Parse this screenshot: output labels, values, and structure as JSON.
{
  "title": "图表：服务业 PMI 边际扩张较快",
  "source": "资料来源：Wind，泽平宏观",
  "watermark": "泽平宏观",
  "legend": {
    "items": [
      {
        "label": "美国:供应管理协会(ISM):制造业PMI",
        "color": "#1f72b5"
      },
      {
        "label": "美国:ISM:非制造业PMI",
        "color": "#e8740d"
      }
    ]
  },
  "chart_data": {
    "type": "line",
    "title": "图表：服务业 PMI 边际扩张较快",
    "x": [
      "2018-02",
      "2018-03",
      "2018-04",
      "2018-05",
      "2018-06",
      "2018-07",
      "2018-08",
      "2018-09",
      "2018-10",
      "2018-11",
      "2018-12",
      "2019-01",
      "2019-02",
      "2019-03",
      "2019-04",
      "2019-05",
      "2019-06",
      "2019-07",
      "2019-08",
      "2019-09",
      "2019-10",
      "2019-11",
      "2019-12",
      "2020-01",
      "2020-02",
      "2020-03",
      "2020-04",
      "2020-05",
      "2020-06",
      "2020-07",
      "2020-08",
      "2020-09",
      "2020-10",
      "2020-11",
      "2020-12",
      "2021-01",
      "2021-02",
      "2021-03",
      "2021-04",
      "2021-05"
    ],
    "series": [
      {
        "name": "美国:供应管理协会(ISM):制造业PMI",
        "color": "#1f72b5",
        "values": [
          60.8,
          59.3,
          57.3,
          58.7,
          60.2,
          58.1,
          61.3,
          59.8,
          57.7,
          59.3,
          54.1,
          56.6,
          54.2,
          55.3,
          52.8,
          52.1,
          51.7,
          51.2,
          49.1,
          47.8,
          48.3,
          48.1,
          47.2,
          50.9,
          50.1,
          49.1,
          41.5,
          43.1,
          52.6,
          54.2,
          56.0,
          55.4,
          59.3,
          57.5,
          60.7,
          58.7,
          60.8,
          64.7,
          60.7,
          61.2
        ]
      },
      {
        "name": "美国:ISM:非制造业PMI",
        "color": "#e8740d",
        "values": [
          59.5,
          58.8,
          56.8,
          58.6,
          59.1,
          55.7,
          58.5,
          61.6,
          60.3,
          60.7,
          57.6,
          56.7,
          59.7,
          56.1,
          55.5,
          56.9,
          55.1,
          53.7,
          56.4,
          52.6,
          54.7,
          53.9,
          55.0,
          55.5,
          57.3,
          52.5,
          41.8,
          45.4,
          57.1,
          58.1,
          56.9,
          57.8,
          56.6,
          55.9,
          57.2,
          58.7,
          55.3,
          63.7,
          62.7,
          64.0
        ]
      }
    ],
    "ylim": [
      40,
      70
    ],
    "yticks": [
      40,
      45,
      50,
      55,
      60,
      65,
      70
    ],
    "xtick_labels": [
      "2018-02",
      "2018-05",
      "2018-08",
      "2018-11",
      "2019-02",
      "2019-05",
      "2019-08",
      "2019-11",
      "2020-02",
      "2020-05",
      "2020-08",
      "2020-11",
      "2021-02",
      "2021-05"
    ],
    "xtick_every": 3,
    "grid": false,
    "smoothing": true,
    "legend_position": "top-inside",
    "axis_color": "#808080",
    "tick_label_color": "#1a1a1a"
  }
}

· · · · · · ·

Exercise instructions: Return every line above in which the string "name" occurs.

Task response:
        "name": "美国:供应管理协会(ISM):制造业PMI",
        "name": "美国:ISM:非制造业PMI",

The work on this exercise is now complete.